• **Required work**
Output the material below unchanged, apart from leaving out the pictures.

Dataset listings of figures
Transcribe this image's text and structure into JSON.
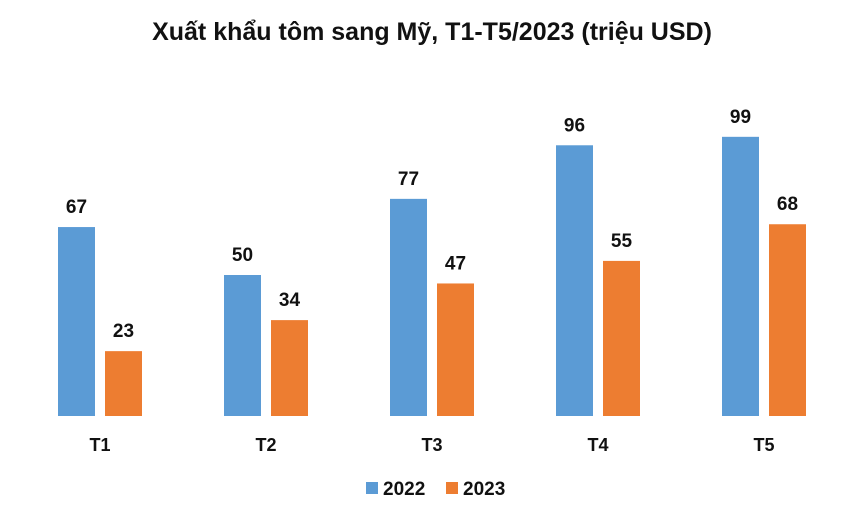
{
  "chart_data": {
    "type": "bar",
    "title": "Xuất khẩu tôm sang Mỹ, T1-T5/2023 (triệu USD)",
    "xlabel": "",
    "ylabel": "",
    "categories": [
      "T1",
      "T2",
      "T3",
      "T4",
      "T5"
    ],
    "series": [
      {
        "name": "2022",
        "color": "#5b9bd5",
        "values": [
          67,
          50,
          77,
          96,
          99
        ]
      },
      {
        "name": "2023",
        "color": "#ed7d31",
        "values": [
          23,
          34,
          47,
          55,
          68
        ]
      }
    ],
    "ylim": [
      0,
      100
    ],
    "grid": false,
    "legend": "bottom-center",
    "data_labels": true
  }
}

• **The output**
Transcribe this image's text and structure into JSON.
{
  "chart_data": {
    "type": "bar",
    "title": "Xuất khẩu tôm sang Mỹ, T1-T5/2023 (triệu USD)",
    "xlabel": "",
    "ylabel": "",
    "categories": [
      "T1",
      "T2",
      "T3",
      "T4",
      "T5"
    ],
    "series": [
      {
        "name": "2022",
        "color": "#5b9bd5",
        "values": [
          67,
          50,
          77,
          96,
          99
        ]
      },
      {
        "name": "2023",
        "color": "#ed7d31",
        "values": [
          23,
          34,
          47,
          55,
          68
        ]
      }
    ],
    "ylim": [
      0,
      100
    ],
    "grid": false,
    "legend": "bottom-center",
    "data_labels": true
  }
}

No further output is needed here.